— Direction —
Images appear in the records below; leave them out and repeat everything else exactly.

— Data provided —
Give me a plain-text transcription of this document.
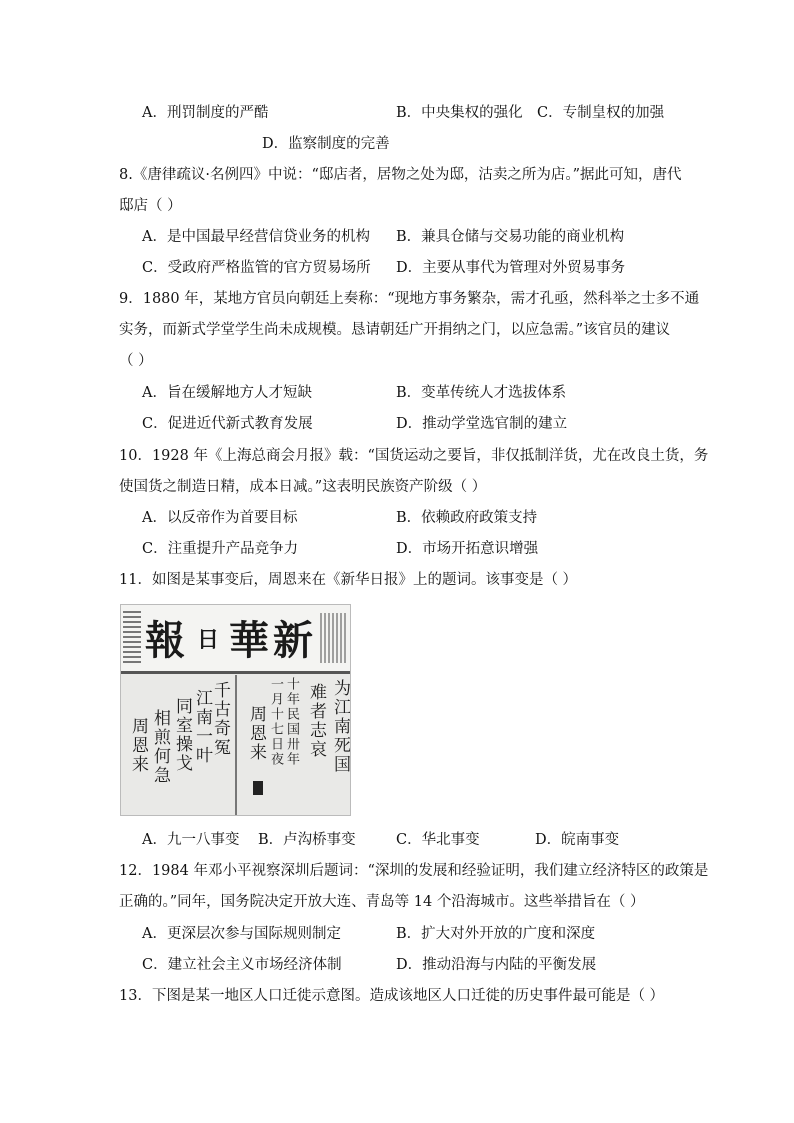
A．刑罚制度的严酷	B．中央集权的强化 C．专制皇权的加强
D．监察制度的完善
8.《唐律疏议·名例四》中说：“邸店者，居物之处为邸，沽卖之所为店。”据此可知，唐代
邸店（ ）
A．是中国最早经营信贷业务的机构 B．兼具仓储与交易功能的商业机构
C．受政府严格监管的官方贸易场所 D．主要从事代为管理对外贸易事务
9．1880 年，某地方官员向朝廷上奏称：“现地方事务繁杂，需才孔亟，然科举之士多不通
实务，而新式学堂学生尚未成规模。恳请朝廷广开捐纳之门，以应急需。”该官员的建议
（ ）
A．旨在缓解地方人才短缺	B．变革传统人才选拔体系
C．促进近代新式教育发展	D．推动学堂选官制的建立
10．1928 年《上海总商会月报》载：“国货运动之要旨，非仅抵制洋货，尤在改良土货，务
使国货之制造日精，成本日减。”这表明民族资产阶级（ ）
A．以反帝作为首要目标	B．依赖政府政策支持
C．注重提升产品竞争力	D．市场开拓意识增强
11．如图是某事变后，周恩来在《新华日报》上的题词。该事变是（ ）
報 日 華 新
为江南死国
难者志哀
十年民国卅年
一月十七日夜
周恩来
千古奇冤
江南一叶
同室操戈
相煎何急
周恩来
A．九一八事变 B．卢沟桥事变	C．华北事变	D．皖南事变
12．1984 年邓小平视察深圳后题词：“深圳的发展和经验证明，我们建立经济特区的政策是
正确的。”同年，国务院决定开放大连、青岛等 14 个沿海城市。这些举措旨在（ ）
A．更深层次参与国际规则制定	B．扩大对外开放的广度和深度
C．建立社会主义市场经济体制	D．推动沿海与内陆的平衡发展
13．下图是某一地区人口迁徙示意图。造成该地区人口迁徙的历史事件最可能是（ ）
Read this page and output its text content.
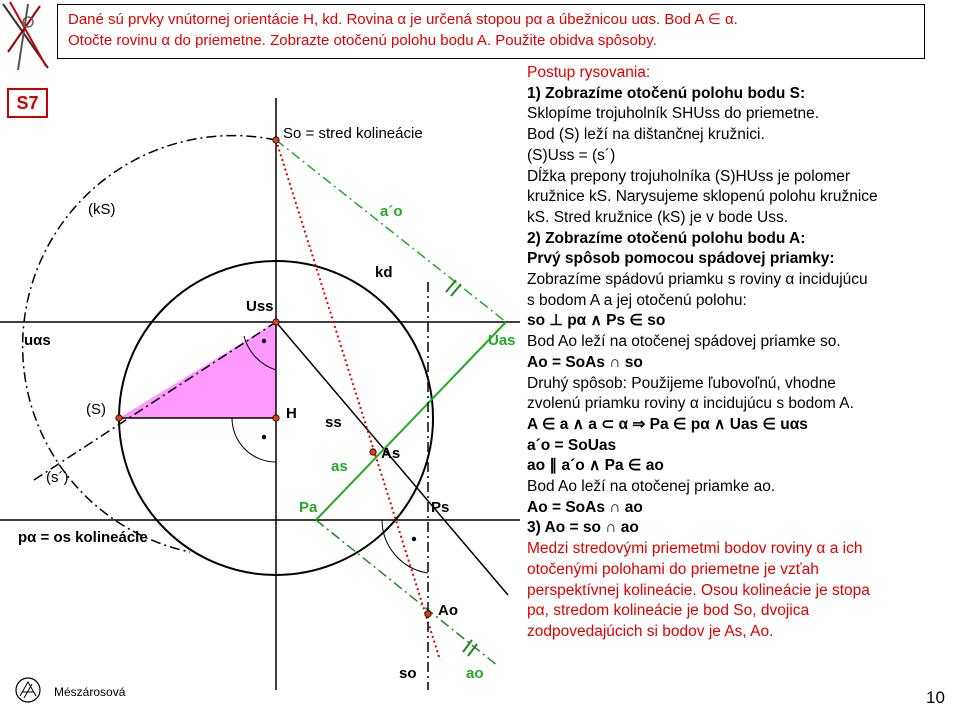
So = stred kolineácie
(kS)	a´o
kd
Uss
uαs	Uas
(S)	H
ss
As
as
(s´)
Pa	Ps
pα = os kolineácie
Ao
so	ao
Dané sú prvky vnútornej orientácie H, kd. Rovina α je určená stopou pα a úbežnicou uαs. Bod A ∈ α.
Otočte rovinu α do priemetne. Zobrazte otočenú polohu bodu A. Použite obidva spôsoby.
S7
Postup rysovania:
1) Zobrazíme otočenú polohu bodu S:
Sklopíme trojuholník SHUss do priemetne.
Bod (S) leží na dištančnej kružnici.
(S)Uss = (s´)
Dĺžka prepony trojuholníka (S)HUss je polomer
kružnice kS. Narysujeme sklopenú polohu kružnice
kS. Stred kružnice (kS) je v bode Uss.
2) Zobrazíme otočenú polohu bodu A:
Prvý spôsob pomocou spádovej priamky:
Zobrazíme spádovú priamku s roviny α incidujúcu
s bodom A a jej otočenú polohu:
so ⊥ pα ∧ Ps ∈ so
Bod Ao leží na otočenej spádovej priamke so.
Ao = SoAs ∩ so
Druhý spôsob: Použijeme ľubovoľnú, vhodne
zvolenú priamku roviny α incidujúcu s bodom A.
A ∈ a ∧ a ⊂ α ⇒ Pa ∈ pα ∧ Uas ∈ uαs
a´o = SoUas
ao ∥ a´o ∧ Pa ∈ ao
Bod Ao leží na otočenej priamke ao.
Ao = SoAs ∩ ao
3) Ao = so ∩ ao
Medzi stredovými priemetmi bodov roviny α a ich
otočenými polohami do priemetne je vzťah
perspektívnej kolineácie. Osou kolineácie je stopa
pα, stredom kolineácie je bod So, dvojica
zodpovedajúcich si bodov je As, Ao.
Mészárosová	10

— Written reply —
Give me a plain-text transcription of this document.
A．刑罚制度的严酷	B．中央集权的强化 C．专制皇权的加强
D．监察制度的完善
8.《唐律疏议·名例四》中说：“邸店者，居物之处为邸，沽卖之所为店。”据此可知，唐代
邸店（ ）
A．是中国最早经营信贷业务的机构 B．兼具仓储与交易功能的商业机构
C．受政府严格监管的官方贸易场所 D．主要从事代为管理对外贸易事务
9．1880 年，某地方官员向朝廷上奏称：“现地方事务繁杂，需才孔亟，然科举之士多不通
实务，而新式学堂学生尚未成规模。恳请朝廷广开捐纳之门，以应急需。”该官员的建议
（ ）
A．旨在缓解地方人才短缺	B．变革传统人才选拔体系
C．促进近代新式教育发展	D．推动学堂选官制的建立
10．1928 年《上海总商会月报》载：“国货运动之要旨，非仅抵制洋货，尤在改良土货，务
使国货之制造日精，成本日减。”这表明民族资产阶级（ ）
A．以反帝作为首要目标	B．依赖政府政策支持
C．注重提升产品竞争力	D．市场开拓意识增强
11．如图是某事变后，周恩来在《新华日报》上的题词。该事变是（ ）
報 日 華 新
为江南死国
难者志哀
十年民国卅年
一月十七日夜
周恩来
千古奇冤
江南一叶
同室操戈
相煎何急
周恩来
A．九一八事变 B．卢沟桥事变	C．华北事变	D．皖南事变
12．1984 年邓小平视察深圳后题词：“深圳的发展和经验证明，我们建立经济特区的政策是
正确的。”同年，国务院决定开放大连、青岛等 14 个沿海城市。这些举措旨在（ ）
A．更深层次参与国际规则制定	B．扩大对外开放的广度和深度
C．建立社会主义市场经济体制	D．推动沿海与内陆的平衡发展
13．下图是某一地区人口迁徙示意图。造成该地区人口迁徙的历史事件最可能是（ ）
Read this page and output its text content.
So = stred kolineácie
(kS)	a´o
kd
Uss
uαs	Uas
(S)	H
ss
As
as
(s´)
Pa	Ps
pα = os kolineácie
Ao
so	ao
Dané sú prvky vnútornej orientácie H, kd. Rovina α je určená stopou pα a úbežnicou uαs. Bod A ∈ α.
Otočte rovinu α do priemetne. Zobrazte otočenú polohu bodu A. Použite obidva spôsoby.
S7
Postup rysovania:
1) Zobrazíme otočenú polohu bodu S:
Sklopíme trojuholník SHUss do priemetne.
Bod (S) leží na dištančnej kružnici.
(S)Uss = (s´)
Dĺžka prepony trojuholníka (S)HUss je polomer
kružnice kS. Narysujeme sklopenú polohu kružnice
kS. Stred kružnice (kS) je v bode Uss.
2) Zobrazíme otočenú polohu bodu A:
Prvý spôsob pomocou spádovej priamky:
Zobrazíme spádovú priamku s roviny α incidujúcu
s bodom A a jej otočenú polohu:
so ⊥ pα ∧ Ps ∈ so
Bod Ao leží na otočenej spádovej priamke so.
Ao = SoAs ∩ so
Druhý spôsob: Použijeme ľubovoľnú, vhodne
zvolenú priamku roviny α incidujúcu s bodom A.
A ∈ a ∧ a ⊂ α ⇒ Pa ∈ pα ∧ Uas ∈ uαs
a´o = SoUas
ao ∥ a´o ∧ Pa ∈ ao
Bod Ao leží na otočenej priamke ao.
Ao = SoAs ∩ ao
3) Ao = so ∩ ao
Medzi stredovými priemetmi bodov roviny α a ich
otočenými polohami do priemetne je vzťah
perspektívnej kolineácie. Osou kolineácie je stopa
pα, stredom kolineácie je bod So, dvojica
zodpovedajúcich si bodov je As, Ao.
Mészárosová	10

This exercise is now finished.